-------- EXERCISE MATERIALS --------

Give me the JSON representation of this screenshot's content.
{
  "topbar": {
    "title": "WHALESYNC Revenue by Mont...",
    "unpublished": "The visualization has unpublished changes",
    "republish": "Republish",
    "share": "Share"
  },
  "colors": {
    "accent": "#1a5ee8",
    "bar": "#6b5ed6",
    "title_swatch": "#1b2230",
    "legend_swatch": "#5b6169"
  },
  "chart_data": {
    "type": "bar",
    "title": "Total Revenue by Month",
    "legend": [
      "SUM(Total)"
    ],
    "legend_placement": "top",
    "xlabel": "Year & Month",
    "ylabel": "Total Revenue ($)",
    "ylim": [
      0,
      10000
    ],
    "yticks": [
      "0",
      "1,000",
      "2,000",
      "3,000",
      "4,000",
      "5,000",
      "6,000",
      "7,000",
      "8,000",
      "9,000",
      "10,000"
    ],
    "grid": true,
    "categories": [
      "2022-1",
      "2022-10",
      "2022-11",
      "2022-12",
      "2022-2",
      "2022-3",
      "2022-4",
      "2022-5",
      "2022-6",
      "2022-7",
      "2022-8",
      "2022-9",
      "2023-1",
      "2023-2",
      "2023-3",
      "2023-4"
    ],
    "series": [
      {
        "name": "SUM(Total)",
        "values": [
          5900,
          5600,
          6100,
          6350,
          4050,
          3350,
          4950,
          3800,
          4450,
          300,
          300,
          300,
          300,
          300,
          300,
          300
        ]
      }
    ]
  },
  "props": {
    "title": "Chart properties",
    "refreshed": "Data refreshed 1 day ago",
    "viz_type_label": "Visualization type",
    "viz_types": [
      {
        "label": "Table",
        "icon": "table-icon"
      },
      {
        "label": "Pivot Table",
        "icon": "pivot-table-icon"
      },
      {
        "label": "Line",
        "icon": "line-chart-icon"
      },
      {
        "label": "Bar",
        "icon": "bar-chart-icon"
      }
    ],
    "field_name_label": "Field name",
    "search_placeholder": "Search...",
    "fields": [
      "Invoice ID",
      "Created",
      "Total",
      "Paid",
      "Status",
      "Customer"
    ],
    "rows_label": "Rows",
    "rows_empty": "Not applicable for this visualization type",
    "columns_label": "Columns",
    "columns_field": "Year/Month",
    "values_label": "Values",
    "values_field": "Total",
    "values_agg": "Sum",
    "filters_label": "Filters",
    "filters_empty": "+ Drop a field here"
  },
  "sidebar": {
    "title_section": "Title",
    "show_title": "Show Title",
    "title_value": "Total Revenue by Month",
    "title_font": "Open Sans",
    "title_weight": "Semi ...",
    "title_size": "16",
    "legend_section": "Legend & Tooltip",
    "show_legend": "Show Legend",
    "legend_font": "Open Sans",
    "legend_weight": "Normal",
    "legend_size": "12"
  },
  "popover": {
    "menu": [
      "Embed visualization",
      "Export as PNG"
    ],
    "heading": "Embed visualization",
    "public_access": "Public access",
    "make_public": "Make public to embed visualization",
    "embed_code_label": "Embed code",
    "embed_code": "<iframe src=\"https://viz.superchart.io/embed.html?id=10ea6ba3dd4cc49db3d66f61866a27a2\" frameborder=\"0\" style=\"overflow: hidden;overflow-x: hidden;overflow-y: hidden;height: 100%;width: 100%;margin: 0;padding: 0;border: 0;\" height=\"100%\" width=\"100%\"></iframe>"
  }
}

--------

(WHAT IS REQUIRED) Your task is to repeat the data exactly, with nothing left out.

(TASK RESULT)
Give me the JSON representation of this screenshot's content.
{
  "topbar": {
    "title": "WHALESYNC Revenue by Mont...",
    "unpublished": "The visualization has unpublished changes",
    "republish": "Republish",
    "share": "Share"
  },
  "colors": {
    "accent": "#1a5ee8",
    "bar": "#6b5ed6",
    "title_swatch": "#1b2230",
    "legend_swatch": "#5b6169"
  },
  "chart_data": {
    "type": "bar",
    "title": "Total Revenue by Month",
    "legend": [
      "SUM(Total)"
    ],
    "legend_placement": "top",
    "xlabel": "Year & Month",
    "ylabel": "Total Revenue ($)",
    "ylim": [
      0,
      10000
    ],
    "yticks": [
      "0",
      "1,000",
      "2,000",
      "3,000",
      "4,000",
      "5,000",
      "6,000",
      "7,000",
      "8,000",
      "9,000",
      "10,000"
    ],
    "grid": true,
    "categories": [
      "2022-1",
      "2022-10",
      "2022-11",
      "2022-12",
      "2022-2",
      "2022-3",
      "2022-4",
      "2022-5",
      "2022-6",
      "2022-7",
      "2022-8",
      "2022-9",
      "2023-1",
      "2023-2",
      "2023-3",
      "2023-4"
    ],
    "series": [
      {
        "name": "SUM(Total)",
        "values": [
          5900,
          5600,
          6100,
          6350,
          4050,
          3350,
          4950,
          3800,
          4450,
          300,
          300,
          300,
          300,
          300,
          300,
          300
        ]
      }
    ]
  },
  "props": {
    "title": "Chart properties",
    "refreshed": "Data refreshed 1 day ago",
    "viz_type_label": "Visualization type",
    "viz_types": [
      {
        "label": "Table",
        "icon": "table-icon"
      },
      {
        "label": "Pivot Table",
        "icon": "pivot-table-icon"
      },
      {
        "label": "Line",
        "icon": "line-chart-icon"
      },
      {
        "label": "Bar",
        "icon": "bar-chart-icon"
      }
    ],
    "field_name_label": "Field name",
    "search_placeholder": "Search...",
    "fields": [
      "Invoice ID",
      "Created",
      "Total",
      "Paid",
      "Status",
      "Customer"
    ],
    "rows_label": "Rows",
    "rows_empty": "Not applicable for this visualization type",
    "columns_label": "Columns",
    "columns_field": "Year/Month",
    "values_label": "Values",
    "values_field": "Total",
    "values_agg": "Sum",
    "filters_label": "Filters",
    "filters_empty": "+ Drop a field here"
  },
  "sidebar": {
    "title_section": "Title",
    "show_title": "Show Title",
    "title_value": "Total Revenue by Month",
    "title_font": "Open Sans",
    "title_weight": "Semi ...",
    "title_size": "16",
    "legend_section": "Legend & Tooltip",
    "show_legend": "Show Legend",
    "legend_font": "Open Sans",
    "legend_weight": "Normal",
    "legend_size": "12"
  },
  "popover": {
    "menu": [
      "Embed visualization",
      "Export as PNG"
    ],
    "heading": "Embed visualization",
    "public_access": "Public access",
    "make_public": "Make public to embed visualization",
    "embed_code_label": "Embed code",
    "embed_code": "<iframe src=\"https://viz.superchart.io/embed.html?id=10ea6ba3dd4cc49db3d66f61866a27a2\" frameborder=\"0\" style=\"overflow: hidden;overflow-x: hidden;overflow-y: hidden;height: 100%;width: 100%;margin: 0;padding: 0;border: 0;\" height=\"100%\" width=\"100%\"></iframe>"
  }
}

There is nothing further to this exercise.